### Task description
Make an exact copy of all the entries below, with the pictures left out.

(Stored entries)
• • • • • • •

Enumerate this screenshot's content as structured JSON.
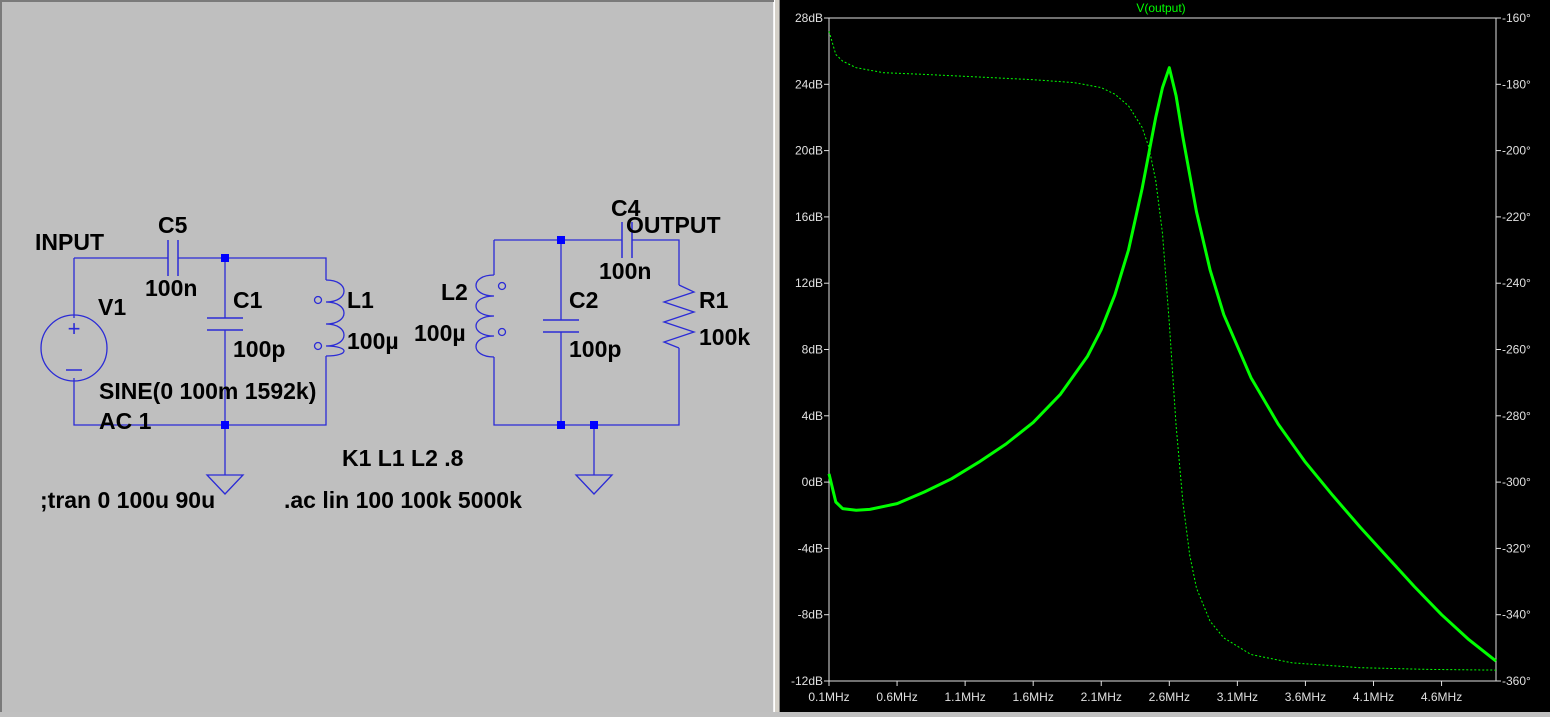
{
  "schematic": {
    "net_input": "INPUT",
    "net_output": "OUTPUT",
    "components": {
      "v1": {
        "name": "V1",
        "value_line1": "SINE(0 100m 1592k)",
        "value_line2": "AC 1"
      },
      "c5": {
        "name": "C5",
        "value": "100n"
      },
      "c1": {
        "name": "C1",
        "value": "100p"
      },
      "l1": {
        "name": "L1",
        "value": "100µ"
      },
      "l2": {
        "name": "L2",
        "value": "100µ"
      },
      "c2": {
        "name": "C2",
        "value": "100p"
      },
      "c4": {
        "name": "C4",
        "value": "100n"
      },
      "r1": {
        "name": "R1",
        "value": "100k"
      }
    },
    "directives": {
      "coupling": "K1 L1 L2 .8",
      "tran": ";tran 0 100u 90u",
      "ac": ".ac lin 100 100k 5000k"
    }
  },
  "plot": {
    "trace_name": "V(output)",
    "colors": {
      "background": "#000000",
      "trace": "#00ff00",
      "grid_text": "#e0e0e0"
    },
    "x_ticks": [
      "0.1MHz",
      "0.6MHz",
      "1.1MHz",
      "1.6MHz",
      "2.1MHz",
      "2.6MHz",
      "3.1MHz",
      "3.6MHz",
      "4.1MHz",
      "4.6MHz"
    ],
    "y_left_ticks": [
      "28dB",
      "24dB",
      "20dB",
      "16dB",
      "12dB",
      "8dB",
      "4dB",
      "0dB",
      "-4dB",
      "-8dB",
      "-12dB"
    ],
    "y_right_ticks": [
      "-160°",
      "-180°",
      "-200°",
      "-220°",
      "-240°",
      "-260°",
      "-280°",
      "-300°",
      "-320°",
      "-340°",
      "-360°"
    ]
  },
  "chart_data": {
    "type": "line",
    "title": "V(output)",
    "xlabel": "",
    "ylabel": "",
    "x_unit": "MHz",
    "xlim": [
      0.1,
      5.0
    ],
    "ylim": [
      -12,
      28
    ],
    "y2lim": [
      -360,
      -160
    ],
    "grid": false,
    "series": [
      {
        "name": "V(output)",
        "axis": "left",
        "style": "solid",
        "x": [
          0.1,
          0.15,
          0.2,
          0.3,
          0.4,
          0.6,
          0.8,
          1.0,
          1.2,
          1.4,
          1.6,
          1.8,
          2.0,
          2.1,
          2.2,
          2.3,
          2.4,
          2.5,
          2.55,
          2.6,
          2.65,
          2.7,
          2.8,
          2.9,
          3.0,
          3.2,
          3.4,
          3.6,
          3.8,
          4.0,
          4.2,
          4.4,
          4.6,
          4.8,
          5.0
        ],
        "y": [
          0.5,
          -1.2,
          -1.6,
          -1.7,
          -1.65,
          -1.3,
          -0.6,
          0.2,
          1.2,
          2.3,
          3.6,
          5.3,
          7.6,
          9.2,
          11.3,
          14.0,
          17.7,
          22.0,
          23.8,
          25.0,
          23.3,
          20.8,
          16.3,
          12.8,
          10.1,
          6.3,
          3.5,
          1.2,
          -0.8,
          -2.7,
          -4.5,
          -6.3,
          -8.0,
          -9.5,
          -10.8
        ]
      },
      {
        "name": "V(output) phase",
        "axis": "right",
        "style": "dashed",
        "x": [
          0.1,
          0.15,
          0.2,
          0.3,
          0.5,
          0.8,
          1.2,
          1.6,
          1.9,
          2.1,
          2.2,
          2.3,
          2.4,
          2.45,
          2.5,
          2.55,
          2.6,
          2.65,
          2.7,
          2.75,
          2.8,
          2.9,
          3.0,
          3.2,
          3.5,
          4.0,
          4.5,
          5.0
        ],
        "y": [
          -164,
          -171,
          -173,
          -175,
          -176.5,
          -177,
          -177.8,
          -178.6,
          -179.5,
          -181,
          -183,
          -186.5,
          -193,
          -199,
          -209,
          -225,
          -252,
          -283,
          -306,
          -322,
          -332,
          -342,
          -347,
          -352,
          -354.5,
          -356,
          -356.5,
          -356.7
        ]
      }
    ]
  }
}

• • • • • • •

### Final answer
Enumerate this screenshot's content as structured JSON.
{
  "schematic": {
    "net_input": "INPUT",
    "net_output": "OUTPUT",
    "components": {
      "v1": {
        "name": "V1",
        "value_line1": "SINE(0 100m 1592k)",
        "value_line2": "AC 1"
      },
      "c5": {
        "name": "C5",
        "value": "100n"
      },
      "c1": {
        "name": "C1",
        "value": "100p"
      },
      "l1": {
        "name": "L1",
        "value": "100µ"
      },
      "l2": {
        "name": "L2",
        "value": "100µ"
      },
      "c2": {
        "name": "C2",
        "value": "100p"
      },
      "c4": {
        "name": "C4",
        "value": "100n"
      },
      "r1": {
        "name": "R1",
        "value": "100k"
      }
    },
    "directives": {
      "coupling": "K1 L1 L2 .8",
      "tran": ";tran 0 100u 90u",
      "ac": ".ac lin 100 100k 5000k"
    }
  },
  "plot": {
    "trace_name": "V(output)",
    "colors": {
      "background": "#000000",
      "trace": "#00ff00",
      "grid_text": "#e0e0e0"
    },
    "x_ticks": [
      "0.1MHz",
      "0.6MHz",
      "1.1MHz",
      "1.6MHz",
      "2.1MHz",
      "2.6MHz",
      "3.1MHz",
      "3.6MHz",
      "4.1MHz",
      "4.6MHz"
    ],
    "y_left_ticks": [
      "28dB",
      "24dB",
      "20dB",
      "16dB",
      "12dB",
      "8dB",
      "4dB",
      "0dB",
      "-4dB",
      "-8dB",
      "-12dB"
    ],
    "y_right_ticks": [
      "-160°",
      "-180°",
      "-200°",
      "-220°",
      "-240°",
      "-260°",
      "-280°",
      "-300°",
      "-320°",
      "-340°",
      "-360°"
    ]
  },
  "chart_data": {
    "type": "line",
    "title": "V(output)",
    "xlabel": "",
    "ylabel": "",
    "x_unit": "MHz",
    "xlim": [
      0.1,
      5.0
    ],
    "ylim": [
      -12,
      28
    ],
    "y2lim": [
      -360,
      -160
    ],
    "grid": false,
    "series": [
      {
        "name": "V(output)",
        "axis": "left",
        "style": "solid",
        "x": [
          0.1,
          0.15,
          0.2,
          0.3,
          0.4,
          0.6,
          0.8,
          1.0,
          1.2,
          1.4,
          1.6,
          1.8,
          2.0,
          2.1,
          2.2,
          2.3,
          2.4,
          2.5,
          2.55,
          2.6,
          2.65,
          2.7,
          2.8,
          2.9,
          3.0,
          3.2,
          3.4,
          3.6,
          3.8,
          4.0,
          4.2,
          4.4,
          4.6,
          4.8,
          5.0
        ],
        "y": [
          0.5,
          -1.2,
          -1.6,
          -1.7,
          -1.65,
          -1.3,
          -0.6,
          0.2,
          1.2,
          2.3,
          3.6,
          5.3,
          7.6,
          9.2,
          11.3,
          14.0,
          17.7,
          22.0,
          23.8,
          25.0,
          23.3,
          20.8,
          16.3,
          12.8,
          10.1,
          6.3,
          3.5,
          1.2,
          -0.8,
          -2.7,
          -4.5,
          -6.3,
          -8.0,
          -9.5,
          -10.8
        ]
      },
      {
        "name": "V(output) phase",
        "axis": "right",
        "style": "dashed",
        "x": [
          0.1,
          0.15,
          0.2,
          0.3,
          0.5,
          0.8,
          1.2,
          1.6,
          1.9,
          2.1,
          2.2,
          2.3,
          2.4,
          2.45,
          2.5,
          2.55,
          2.6,
          2.65,
          2.7,
          2.75,
          2.8,
          2.9,
          3.0,
          3.2,
          3.5,
          4.0,
          4.5,
          5.0
        ],
        "y": [
          -164,
          -171,
          -173,
          -175,
          -176.5,
          -177,
          -177.8,
          -178.6,
          -179.5,
          -181,
          -183,
          -186.5,
          -193,
          -199,
          -209,
          -225,
          -252,
          -283,
          -306,
          -322,
          -332,
          -342,
          -347,
          -352,
          -354.5,
          -356,
          -356.5,
          -356.7
        ]
      }
    ]
  }
}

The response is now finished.